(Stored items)

□ □ □ □

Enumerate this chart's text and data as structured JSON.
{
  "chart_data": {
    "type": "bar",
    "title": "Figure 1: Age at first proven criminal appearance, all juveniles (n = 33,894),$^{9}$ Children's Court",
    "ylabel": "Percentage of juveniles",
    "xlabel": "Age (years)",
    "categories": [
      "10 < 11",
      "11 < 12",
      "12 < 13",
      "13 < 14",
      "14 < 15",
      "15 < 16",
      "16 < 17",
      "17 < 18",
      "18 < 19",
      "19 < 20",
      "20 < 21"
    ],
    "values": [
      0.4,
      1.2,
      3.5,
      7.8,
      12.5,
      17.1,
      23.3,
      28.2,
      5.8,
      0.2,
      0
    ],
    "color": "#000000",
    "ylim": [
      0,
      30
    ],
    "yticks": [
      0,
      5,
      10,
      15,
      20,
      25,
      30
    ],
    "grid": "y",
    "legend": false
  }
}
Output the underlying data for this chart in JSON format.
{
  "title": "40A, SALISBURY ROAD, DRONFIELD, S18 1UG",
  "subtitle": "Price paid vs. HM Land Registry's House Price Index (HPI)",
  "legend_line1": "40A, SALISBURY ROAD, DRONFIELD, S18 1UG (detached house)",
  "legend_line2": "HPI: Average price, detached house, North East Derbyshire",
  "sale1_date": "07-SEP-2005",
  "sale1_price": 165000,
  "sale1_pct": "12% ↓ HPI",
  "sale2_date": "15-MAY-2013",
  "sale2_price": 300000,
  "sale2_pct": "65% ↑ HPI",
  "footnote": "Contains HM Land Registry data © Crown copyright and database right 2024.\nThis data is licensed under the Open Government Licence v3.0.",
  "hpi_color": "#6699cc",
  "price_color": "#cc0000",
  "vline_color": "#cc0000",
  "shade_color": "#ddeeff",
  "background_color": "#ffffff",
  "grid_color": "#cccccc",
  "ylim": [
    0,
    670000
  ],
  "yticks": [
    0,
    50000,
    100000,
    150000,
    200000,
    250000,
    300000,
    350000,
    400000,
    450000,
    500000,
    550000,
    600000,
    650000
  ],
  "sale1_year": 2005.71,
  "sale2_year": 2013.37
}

□ □ □ □

__Requirements__:
Please quote nothing but the lines from the line with "Output the underlying" through the end of the data above, exactly as written, ends included.

__Exercise answer__:
Output the underlying data for this chart in JSON format.
{
  "title": "40A, SALISBURY ROAD, DRONFIELD, S18 1UG",
  "subtitle": "Price paid vs. HM Land Registry's House Price Index (HPI)",
  "legend_line1": "40A, SALISBURY ROAD, DRONFIELD, S18 1UG (detached house)",
  "legend_line2": "HPI: Average price, detached house, North East Derbyshire",
  "sale1_date": "07-SEP-2005",
  "sale1_price": 165000,
  "sale1_pct": "12% ↓ HPI",
  "sale2_date": "15-MAY-2013",
  "sale2_price": 300000,
  "sale2_pct": "65% ↑ HPI",
  "footnote": "Contains HM Land Registry data © Crown copyright and database right 2024.\nThis data is licensed under the Open Government Licence v3.0.",
  "hpi_color": "#6699cc",
  "price_color": "#cc0000",
  "vline_color": "#cc0000",
  "shade_color": "#ddeeff",
  "background_color": "#ffffff",
  "grid_color": "#cccccc",
  "ylim": [
    0,
    670000
  ],
  "yticks": [
    0,
    50000,
    100000,
    150000,
    200000,
    250000,
    300000,
    350000,
    400000,
    450000,
    500000,
    550000,
    600000,
    650000
  ],
  "sale1_year": 2005.71,
  "sale2_year": 2013.37
}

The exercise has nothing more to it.